Exercise aim:
Report, word for word, every line of the material that contains "ଆପଣଙ".

===== Provided entries =====

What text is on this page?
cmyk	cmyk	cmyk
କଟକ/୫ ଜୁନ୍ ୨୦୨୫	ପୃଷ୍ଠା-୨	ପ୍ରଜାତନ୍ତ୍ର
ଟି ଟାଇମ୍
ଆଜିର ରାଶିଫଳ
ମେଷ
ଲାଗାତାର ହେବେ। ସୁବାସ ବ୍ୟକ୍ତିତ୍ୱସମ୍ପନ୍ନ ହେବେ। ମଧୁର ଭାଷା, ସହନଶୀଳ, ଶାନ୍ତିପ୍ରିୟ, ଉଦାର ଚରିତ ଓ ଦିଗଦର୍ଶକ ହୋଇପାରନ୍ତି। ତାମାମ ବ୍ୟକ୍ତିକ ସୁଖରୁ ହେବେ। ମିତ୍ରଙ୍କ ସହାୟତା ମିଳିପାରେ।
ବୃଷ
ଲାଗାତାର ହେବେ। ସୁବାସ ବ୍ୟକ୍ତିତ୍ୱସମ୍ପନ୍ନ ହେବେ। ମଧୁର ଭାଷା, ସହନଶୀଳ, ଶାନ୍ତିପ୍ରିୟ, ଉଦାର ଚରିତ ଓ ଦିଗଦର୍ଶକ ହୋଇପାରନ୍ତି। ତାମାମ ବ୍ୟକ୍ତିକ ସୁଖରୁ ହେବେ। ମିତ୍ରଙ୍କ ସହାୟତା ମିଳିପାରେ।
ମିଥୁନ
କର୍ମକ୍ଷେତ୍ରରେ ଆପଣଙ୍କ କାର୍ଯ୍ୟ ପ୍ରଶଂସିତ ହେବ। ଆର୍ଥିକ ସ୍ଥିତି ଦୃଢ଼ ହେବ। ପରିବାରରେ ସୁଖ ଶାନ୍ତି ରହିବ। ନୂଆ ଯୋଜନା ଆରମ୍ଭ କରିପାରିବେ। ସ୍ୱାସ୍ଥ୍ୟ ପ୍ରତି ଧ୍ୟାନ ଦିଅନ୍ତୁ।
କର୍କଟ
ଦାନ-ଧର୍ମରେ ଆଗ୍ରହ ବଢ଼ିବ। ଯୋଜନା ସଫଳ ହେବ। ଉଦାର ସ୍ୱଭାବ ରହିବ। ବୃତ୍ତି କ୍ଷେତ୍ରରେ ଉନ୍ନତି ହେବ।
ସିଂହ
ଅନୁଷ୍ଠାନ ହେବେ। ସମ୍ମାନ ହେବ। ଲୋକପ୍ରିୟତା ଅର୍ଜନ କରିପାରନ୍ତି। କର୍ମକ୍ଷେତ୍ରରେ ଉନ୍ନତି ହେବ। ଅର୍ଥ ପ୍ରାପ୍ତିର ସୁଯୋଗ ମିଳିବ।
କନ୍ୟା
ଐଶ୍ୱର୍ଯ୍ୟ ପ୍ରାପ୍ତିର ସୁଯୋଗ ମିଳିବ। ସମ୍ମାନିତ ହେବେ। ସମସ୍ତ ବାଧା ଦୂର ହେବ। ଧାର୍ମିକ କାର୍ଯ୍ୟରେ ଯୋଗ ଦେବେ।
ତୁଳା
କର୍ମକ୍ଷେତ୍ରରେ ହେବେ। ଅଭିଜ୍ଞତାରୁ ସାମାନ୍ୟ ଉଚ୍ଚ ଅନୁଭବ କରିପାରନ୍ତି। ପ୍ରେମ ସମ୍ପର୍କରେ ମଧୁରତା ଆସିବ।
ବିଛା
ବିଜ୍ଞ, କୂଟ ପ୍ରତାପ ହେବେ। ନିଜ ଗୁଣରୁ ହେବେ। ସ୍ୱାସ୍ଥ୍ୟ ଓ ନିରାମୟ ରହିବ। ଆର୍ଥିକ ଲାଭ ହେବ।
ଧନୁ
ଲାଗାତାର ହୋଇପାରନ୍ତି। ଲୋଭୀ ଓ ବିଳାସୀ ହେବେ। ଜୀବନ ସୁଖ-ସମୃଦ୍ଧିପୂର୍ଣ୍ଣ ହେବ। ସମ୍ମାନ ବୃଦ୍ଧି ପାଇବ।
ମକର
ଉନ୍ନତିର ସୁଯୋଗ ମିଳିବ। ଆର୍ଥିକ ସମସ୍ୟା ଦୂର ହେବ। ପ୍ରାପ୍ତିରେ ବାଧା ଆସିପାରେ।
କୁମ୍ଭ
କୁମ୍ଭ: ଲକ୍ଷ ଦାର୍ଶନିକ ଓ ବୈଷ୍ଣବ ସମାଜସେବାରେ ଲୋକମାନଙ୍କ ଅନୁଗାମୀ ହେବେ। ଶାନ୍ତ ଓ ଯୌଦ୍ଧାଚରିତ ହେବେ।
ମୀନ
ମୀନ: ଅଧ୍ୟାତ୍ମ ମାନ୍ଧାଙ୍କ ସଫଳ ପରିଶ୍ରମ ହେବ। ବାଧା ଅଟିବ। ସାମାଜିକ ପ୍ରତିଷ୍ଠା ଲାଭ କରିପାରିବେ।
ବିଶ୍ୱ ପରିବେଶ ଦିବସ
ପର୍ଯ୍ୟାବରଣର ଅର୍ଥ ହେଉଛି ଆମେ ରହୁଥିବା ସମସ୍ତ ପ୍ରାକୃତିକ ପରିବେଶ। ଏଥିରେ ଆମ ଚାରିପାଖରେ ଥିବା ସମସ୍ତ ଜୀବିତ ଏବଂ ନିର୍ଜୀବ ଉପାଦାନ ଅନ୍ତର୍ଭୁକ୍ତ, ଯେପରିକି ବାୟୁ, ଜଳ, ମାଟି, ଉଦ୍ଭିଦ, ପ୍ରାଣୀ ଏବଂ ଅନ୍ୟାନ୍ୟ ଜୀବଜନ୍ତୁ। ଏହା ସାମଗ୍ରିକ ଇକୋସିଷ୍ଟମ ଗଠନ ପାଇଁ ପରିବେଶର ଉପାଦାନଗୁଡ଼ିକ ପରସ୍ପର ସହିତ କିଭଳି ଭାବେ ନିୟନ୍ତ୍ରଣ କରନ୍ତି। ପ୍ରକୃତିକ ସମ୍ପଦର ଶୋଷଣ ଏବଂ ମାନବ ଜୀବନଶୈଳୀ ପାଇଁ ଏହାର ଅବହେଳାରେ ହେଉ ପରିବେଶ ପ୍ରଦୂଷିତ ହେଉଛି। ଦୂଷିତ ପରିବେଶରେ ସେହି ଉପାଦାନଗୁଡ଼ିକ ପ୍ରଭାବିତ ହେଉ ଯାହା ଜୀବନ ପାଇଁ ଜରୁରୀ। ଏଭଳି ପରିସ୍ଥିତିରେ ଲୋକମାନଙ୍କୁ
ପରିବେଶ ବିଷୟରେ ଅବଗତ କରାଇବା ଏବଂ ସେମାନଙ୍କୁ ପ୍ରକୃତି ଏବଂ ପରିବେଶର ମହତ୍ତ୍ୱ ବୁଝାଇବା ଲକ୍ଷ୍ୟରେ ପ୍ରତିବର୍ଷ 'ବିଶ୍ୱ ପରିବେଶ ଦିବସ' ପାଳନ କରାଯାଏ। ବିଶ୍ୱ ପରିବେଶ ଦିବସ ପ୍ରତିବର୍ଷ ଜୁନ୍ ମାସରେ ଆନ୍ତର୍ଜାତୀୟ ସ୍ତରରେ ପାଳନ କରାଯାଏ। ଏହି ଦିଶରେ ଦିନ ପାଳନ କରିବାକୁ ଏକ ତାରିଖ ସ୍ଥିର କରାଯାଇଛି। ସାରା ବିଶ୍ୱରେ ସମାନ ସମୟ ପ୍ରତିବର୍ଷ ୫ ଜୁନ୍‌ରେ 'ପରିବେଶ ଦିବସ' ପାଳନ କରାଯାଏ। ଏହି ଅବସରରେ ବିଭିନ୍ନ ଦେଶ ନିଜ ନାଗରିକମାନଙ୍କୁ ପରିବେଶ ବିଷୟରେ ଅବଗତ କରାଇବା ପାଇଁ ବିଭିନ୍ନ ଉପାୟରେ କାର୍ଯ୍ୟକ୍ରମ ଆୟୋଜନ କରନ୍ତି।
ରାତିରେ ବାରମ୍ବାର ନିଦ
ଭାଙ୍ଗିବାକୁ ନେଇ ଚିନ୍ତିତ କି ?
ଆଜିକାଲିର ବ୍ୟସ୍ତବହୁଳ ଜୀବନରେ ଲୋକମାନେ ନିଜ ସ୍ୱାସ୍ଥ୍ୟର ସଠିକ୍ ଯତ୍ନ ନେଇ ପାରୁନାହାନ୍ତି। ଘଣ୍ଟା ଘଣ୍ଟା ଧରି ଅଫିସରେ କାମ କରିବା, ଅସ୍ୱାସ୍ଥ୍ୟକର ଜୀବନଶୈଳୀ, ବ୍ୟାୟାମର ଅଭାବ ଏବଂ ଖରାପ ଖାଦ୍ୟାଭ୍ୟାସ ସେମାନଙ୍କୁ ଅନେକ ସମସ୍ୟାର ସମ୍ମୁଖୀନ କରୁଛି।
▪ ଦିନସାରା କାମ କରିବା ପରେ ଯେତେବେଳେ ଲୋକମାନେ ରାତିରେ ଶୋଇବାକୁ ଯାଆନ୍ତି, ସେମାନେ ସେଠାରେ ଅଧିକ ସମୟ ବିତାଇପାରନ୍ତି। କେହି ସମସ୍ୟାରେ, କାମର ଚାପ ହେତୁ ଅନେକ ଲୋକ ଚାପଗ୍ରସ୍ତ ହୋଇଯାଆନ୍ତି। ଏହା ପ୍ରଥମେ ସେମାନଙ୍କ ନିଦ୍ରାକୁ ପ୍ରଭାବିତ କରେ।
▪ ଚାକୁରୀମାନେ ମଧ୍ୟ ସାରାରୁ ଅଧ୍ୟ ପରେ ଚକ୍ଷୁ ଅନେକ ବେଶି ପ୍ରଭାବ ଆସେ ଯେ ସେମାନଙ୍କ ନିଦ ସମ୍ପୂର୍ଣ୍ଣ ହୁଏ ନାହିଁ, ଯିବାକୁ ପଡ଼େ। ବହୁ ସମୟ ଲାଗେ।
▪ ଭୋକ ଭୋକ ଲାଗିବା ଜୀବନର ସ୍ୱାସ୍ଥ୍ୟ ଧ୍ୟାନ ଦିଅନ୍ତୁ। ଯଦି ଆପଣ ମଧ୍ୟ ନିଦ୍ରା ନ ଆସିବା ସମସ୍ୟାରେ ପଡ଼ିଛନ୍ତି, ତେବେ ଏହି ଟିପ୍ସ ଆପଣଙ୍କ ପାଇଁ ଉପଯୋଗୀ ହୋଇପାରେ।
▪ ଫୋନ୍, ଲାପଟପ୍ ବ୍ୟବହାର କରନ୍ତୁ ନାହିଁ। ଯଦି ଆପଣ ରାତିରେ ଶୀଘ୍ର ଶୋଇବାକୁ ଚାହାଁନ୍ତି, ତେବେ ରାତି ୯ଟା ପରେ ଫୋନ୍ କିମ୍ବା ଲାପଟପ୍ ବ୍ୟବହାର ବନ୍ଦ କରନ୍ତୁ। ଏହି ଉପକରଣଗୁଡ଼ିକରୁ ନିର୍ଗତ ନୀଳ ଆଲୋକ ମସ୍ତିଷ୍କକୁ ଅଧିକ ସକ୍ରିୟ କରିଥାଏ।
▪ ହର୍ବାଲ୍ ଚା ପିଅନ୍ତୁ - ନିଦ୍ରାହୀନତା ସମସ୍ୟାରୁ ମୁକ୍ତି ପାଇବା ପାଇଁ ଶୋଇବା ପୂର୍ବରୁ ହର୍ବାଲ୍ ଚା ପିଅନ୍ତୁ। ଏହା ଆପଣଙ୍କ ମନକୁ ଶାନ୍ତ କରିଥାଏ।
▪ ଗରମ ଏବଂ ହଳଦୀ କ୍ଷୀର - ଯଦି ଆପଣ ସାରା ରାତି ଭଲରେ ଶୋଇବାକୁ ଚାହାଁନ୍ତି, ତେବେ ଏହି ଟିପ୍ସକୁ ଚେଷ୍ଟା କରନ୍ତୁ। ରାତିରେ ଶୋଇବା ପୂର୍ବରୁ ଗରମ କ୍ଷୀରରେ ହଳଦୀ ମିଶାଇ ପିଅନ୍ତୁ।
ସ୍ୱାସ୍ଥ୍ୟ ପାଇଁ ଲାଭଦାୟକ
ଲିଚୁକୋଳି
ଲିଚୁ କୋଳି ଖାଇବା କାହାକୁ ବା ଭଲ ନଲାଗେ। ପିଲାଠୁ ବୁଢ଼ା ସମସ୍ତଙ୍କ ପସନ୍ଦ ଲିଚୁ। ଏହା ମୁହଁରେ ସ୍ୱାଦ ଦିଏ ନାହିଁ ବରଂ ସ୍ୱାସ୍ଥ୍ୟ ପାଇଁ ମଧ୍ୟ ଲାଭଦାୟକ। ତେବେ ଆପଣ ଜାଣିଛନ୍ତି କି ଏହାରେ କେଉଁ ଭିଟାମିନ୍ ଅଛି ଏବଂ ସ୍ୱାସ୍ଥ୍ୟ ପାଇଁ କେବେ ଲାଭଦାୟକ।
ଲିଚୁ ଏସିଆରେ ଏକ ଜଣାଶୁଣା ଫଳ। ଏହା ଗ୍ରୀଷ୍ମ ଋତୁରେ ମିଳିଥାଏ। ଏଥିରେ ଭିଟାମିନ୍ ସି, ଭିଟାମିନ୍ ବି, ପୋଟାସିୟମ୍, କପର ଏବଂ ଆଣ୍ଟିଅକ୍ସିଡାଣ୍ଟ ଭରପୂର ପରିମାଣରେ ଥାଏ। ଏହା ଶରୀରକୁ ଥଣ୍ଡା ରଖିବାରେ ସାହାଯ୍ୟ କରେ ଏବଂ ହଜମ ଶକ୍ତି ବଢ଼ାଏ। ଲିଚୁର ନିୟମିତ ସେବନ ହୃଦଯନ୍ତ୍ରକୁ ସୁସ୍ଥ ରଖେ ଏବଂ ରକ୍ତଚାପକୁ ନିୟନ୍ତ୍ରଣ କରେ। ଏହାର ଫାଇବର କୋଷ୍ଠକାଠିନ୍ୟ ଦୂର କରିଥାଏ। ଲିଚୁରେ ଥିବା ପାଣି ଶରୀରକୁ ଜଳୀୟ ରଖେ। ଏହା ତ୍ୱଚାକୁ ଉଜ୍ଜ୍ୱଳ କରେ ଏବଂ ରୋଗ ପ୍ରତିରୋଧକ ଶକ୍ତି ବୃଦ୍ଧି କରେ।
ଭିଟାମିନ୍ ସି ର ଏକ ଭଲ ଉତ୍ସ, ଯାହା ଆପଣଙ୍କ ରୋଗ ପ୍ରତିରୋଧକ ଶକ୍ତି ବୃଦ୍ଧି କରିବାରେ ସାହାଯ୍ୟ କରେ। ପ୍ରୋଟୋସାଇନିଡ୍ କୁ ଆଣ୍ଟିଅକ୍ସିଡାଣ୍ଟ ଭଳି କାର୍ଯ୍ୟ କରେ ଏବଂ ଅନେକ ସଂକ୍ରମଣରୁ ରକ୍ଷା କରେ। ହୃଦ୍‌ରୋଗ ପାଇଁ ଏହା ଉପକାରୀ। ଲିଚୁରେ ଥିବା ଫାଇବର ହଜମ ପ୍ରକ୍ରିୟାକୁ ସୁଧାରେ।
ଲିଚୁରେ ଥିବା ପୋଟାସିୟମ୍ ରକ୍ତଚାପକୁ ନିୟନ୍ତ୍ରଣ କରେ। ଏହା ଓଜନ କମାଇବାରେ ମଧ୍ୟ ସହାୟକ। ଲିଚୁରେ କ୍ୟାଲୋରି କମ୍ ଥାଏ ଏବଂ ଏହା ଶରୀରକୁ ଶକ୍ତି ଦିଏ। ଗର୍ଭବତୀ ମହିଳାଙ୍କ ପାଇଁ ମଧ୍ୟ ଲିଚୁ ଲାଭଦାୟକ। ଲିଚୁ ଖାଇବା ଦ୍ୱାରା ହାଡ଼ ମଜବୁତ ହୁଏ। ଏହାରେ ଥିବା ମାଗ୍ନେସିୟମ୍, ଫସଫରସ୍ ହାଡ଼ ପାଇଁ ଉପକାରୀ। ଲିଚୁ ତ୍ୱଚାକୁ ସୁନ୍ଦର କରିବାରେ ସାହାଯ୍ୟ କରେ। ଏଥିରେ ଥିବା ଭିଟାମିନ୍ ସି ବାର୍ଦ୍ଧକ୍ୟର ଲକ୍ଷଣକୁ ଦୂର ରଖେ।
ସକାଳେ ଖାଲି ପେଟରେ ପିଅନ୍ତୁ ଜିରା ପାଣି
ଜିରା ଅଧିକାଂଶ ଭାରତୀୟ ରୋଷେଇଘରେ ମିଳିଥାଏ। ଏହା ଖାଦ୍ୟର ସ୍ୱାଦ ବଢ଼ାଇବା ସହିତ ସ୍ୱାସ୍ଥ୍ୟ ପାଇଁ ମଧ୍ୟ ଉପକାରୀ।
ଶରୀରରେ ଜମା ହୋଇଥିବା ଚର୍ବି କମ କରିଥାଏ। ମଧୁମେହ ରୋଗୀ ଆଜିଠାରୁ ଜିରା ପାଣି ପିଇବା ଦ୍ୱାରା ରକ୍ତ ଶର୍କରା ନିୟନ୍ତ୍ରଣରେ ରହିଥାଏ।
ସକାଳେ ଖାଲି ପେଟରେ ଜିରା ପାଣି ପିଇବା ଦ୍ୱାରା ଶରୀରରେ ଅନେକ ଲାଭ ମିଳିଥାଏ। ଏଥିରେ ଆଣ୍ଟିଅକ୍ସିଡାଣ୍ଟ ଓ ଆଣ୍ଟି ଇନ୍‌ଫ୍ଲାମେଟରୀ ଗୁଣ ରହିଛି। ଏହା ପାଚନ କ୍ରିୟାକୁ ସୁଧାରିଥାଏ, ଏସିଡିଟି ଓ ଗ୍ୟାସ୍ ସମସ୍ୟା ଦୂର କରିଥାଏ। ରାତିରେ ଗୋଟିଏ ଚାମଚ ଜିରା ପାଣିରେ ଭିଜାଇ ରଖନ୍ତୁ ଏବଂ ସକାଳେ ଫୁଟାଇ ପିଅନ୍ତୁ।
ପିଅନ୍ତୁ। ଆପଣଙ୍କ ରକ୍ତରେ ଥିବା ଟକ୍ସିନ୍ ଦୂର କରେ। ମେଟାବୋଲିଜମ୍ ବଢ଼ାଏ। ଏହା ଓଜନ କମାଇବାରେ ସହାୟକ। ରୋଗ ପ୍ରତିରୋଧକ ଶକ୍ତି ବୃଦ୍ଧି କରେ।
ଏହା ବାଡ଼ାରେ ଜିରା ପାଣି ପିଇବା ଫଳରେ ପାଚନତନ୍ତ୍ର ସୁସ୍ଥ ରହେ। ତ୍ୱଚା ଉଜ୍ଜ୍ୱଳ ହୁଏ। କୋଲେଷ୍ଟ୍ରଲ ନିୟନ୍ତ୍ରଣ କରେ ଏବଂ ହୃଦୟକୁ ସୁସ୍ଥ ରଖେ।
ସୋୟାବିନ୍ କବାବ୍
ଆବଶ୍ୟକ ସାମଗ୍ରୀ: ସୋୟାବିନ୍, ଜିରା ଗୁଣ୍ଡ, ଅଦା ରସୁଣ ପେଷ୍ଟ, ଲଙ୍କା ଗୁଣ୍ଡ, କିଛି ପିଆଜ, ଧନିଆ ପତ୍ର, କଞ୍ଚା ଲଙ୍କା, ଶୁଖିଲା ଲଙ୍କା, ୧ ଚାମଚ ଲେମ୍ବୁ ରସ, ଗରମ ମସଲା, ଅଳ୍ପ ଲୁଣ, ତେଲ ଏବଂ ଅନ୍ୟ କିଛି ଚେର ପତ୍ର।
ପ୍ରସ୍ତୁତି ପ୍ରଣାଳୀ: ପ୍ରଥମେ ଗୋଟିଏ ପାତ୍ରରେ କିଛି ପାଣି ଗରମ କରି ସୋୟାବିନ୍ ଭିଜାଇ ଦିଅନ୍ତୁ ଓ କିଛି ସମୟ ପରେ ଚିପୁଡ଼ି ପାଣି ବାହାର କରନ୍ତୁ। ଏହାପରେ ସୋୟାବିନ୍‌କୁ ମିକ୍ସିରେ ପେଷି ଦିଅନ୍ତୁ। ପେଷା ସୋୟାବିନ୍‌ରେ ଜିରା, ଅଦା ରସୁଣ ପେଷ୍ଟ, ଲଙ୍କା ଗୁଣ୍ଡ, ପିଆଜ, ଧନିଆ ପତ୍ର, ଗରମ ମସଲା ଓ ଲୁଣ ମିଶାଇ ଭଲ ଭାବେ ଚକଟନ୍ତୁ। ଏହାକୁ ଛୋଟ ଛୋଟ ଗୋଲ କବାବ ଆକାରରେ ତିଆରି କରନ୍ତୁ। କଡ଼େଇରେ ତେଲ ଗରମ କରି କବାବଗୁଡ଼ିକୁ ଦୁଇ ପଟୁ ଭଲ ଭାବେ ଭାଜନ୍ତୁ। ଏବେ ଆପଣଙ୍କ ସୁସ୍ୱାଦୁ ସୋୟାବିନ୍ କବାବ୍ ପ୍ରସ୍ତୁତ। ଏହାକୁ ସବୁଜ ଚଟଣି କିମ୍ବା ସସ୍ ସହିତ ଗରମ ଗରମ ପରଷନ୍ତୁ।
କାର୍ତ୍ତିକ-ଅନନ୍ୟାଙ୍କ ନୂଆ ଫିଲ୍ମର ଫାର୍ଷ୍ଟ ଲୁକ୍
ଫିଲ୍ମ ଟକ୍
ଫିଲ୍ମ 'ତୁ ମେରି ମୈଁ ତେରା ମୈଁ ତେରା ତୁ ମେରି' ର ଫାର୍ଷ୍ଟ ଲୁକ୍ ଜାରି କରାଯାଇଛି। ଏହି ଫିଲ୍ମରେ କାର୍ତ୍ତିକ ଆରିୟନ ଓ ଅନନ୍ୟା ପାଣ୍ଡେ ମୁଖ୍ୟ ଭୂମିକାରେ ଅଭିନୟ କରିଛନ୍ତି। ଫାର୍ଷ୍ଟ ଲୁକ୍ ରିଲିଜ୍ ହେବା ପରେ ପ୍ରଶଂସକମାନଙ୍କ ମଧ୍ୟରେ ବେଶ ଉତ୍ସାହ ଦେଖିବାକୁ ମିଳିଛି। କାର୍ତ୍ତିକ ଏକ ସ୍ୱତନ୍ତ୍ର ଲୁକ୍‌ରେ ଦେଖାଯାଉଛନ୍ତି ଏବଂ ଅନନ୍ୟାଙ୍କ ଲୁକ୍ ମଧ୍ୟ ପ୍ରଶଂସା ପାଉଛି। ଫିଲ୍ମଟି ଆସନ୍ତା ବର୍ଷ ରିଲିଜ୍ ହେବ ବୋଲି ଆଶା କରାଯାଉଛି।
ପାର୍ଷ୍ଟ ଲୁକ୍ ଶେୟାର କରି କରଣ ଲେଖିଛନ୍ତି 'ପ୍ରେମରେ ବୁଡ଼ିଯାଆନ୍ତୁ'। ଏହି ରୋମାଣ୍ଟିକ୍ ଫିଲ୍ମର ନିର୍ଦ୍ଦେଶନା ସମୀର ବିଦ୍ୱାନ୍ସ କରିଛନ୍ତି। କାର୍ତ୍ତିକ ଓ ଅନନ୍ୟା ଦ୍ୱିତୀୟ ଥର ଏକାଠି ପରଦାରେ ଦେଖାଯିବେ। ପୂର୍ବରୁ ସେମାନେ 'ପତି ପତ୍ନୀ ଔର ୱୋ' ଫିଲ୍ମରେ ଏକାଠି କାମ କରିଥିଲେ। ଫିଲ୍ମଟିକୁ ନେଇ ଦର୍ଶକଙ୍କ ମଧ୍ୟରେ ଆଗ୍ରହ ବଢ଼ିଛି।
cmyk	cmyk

=====

Correct output:
କର୍ମକ୍ଷେତ୍ରରେ ଆପଣଙ୍କ କାର୍ଯ୍ୟ ପ୍ରଶଂସିତ ହେବ। ଆର୍ଥିକ ସ୍ଥିତି ଦୃଢ଼ ହେବ। ପରିବାରରେ ସୁଖ ଶାନ୍ତି ରହିବ। ନୂଆ ଯୋଜନା ଆରମ୍ଭ କରିପାରିବେ। ସ୍ୱାସ୍ଥ୍ୟ ପ୍ରତି ଧ୍ୟାନ ଦିଅନ୍ତୁ।
▪ ଭୋକ ଭୋକ ଲାଗିବା ଜୀବନର ସ୍ୱାସ୍ଥ୍ୟ ଧ୍ୟାନ ଦିଅନ୍ତୁ। ଯଦି ଆପଣ ମଧ୍ୟ ନିଦ୍ରା ନ ଆସିବା ସମସ୍ୟାରେ ପଡ଼ିଛନ୍ତି, ତେବେ ଏହି ଟିପ୍ସ ଆପଣଙ୍କ ପାଇଁ ଉପଯୋଗୀ ହୋଇପାରେ।
▪ ହର୍ବାଲ୍ ଚା ପିଅନ୍ତୁ - ନିଦ୍ରାହୀନତା ସମସ୍ୟାରୁ ମୁକ୍ତି ପାଇବା ପାଇଁ ଶୋଇବା ପୂର୍ବରୁ ହର୍ବାଲ୍ ଚା ପିଅନ୍ତୁ। ଏହା ଆପଣଙ୍କ ମନକୁ ଶାନ୍ତ କରିଥାଏ।
ଭିଟାମିନ୍ ସି ର ଏକ ଭଲ ଉତ୍ସ, ଯାହା ଆପଣଙ୍କ ରୋଗ ପ୍ରତିରୋଧକ ଶକ୍ତି ବୃଦ୍ଧି କରିବାରେ ସାହାଯ୍ୟ କରେ। ପ୍ରୋଟୋସାଇନିଡ୍ କୁ ଆଣ୍ଟିଅକ୍ସିଡାଣ୍ଟ ଭଳି କାର୍ଯ୍ୟ କରେ ଏବଂ ଅନେକ ସଂକ୍ରମଣରୁ ରକ୍ଷା କରେ। ହୃଦ୍‌ରୋଗ ପାଇଁ ଏହା ଉପକାରୀ। ଲିଚୁରେ ଥିବା ଫାଇବର ହଜମ ପ୍ରକ୍ରିୟାକୁ ସୁଧାରେ।
ପିଅନ୍ତୁ। ଆପଣଙ୍କ ରକ୍ତରେ ଥିବା ଟକ୍ସିନ୍ ଦୂର କରେ। ମେଟାବୋଲିଜମ୍ ବଢ଼ାଏ। ଏହା ଓଜନ କମାଇବାରେ ସହାୟକ। ରୋଗ ପ୍ରତିରୋଧକ ଶକ୍ତି ବୃଦ୍ଧି କରେ।
ପ୍ରସ୍ତୁତି ପ୍ରଣାଳୀ: ପ୍ରଥମେ ଗୋଟିଏ ପାତ୍ରରେ କିଛି ପାଣି ଗରମ କରି ସୋୟାବିନ୍ ଭିଜାଇ ଦିଅନ୍ତୁ ଓ କିଛି ସମୟ ପରେ ଚିପୁଡ଼ି ପାଣି ବାହାର କରନ୍ତୁ। ଏହାପରେ ସୋୟାବିନ୍‌କୁ ମିକ୍ସିରେ ପେଷି ଦିଅନ୍ତୁ। ପେଷା ସୋୟାବିନ୍‌ରେ ଜିରା, ଅଦା ରସୁଣ ପେଷ୍ଟ, ଲଙ୍କା ଗୁଣ୍ଡ, ପିଆଜ, ଧନିଆ ପତ୍ର, ଗରମ ମସଲା ଓ ଲୁଣ ମିଶାଇ ଭଲ ଭାବେ ଚକଟନ୍ତୁ। ଏହାକୁ ଛୋଟ ଛୋଟ ଗୋଲ କବାବ ଆକାରରେ ତିଆରି କରନ୍ତୁ। କଡ଼େଇରେ ତେଲ ଗରମ କରି କବାବଗୁଡ଼ିକୁ ଦୁଇ ପଟୁ ଭଲ ଭାବେ ଭାଜନ୍ତୁ। ଏବେ ଆପଣଙ୍କ ସୁସ୍ୱାଦୁ ସୋୟାବିନ୍ କବାବ୍ ପ୍ରସ୍ତୁତ। ଏହାକୁ ସବୁଜ ଚଟଣି କିମ୍ବା ସସ୍ ସହିତ ଗରମ ଗରମ ପରଷନ୍ତୁ।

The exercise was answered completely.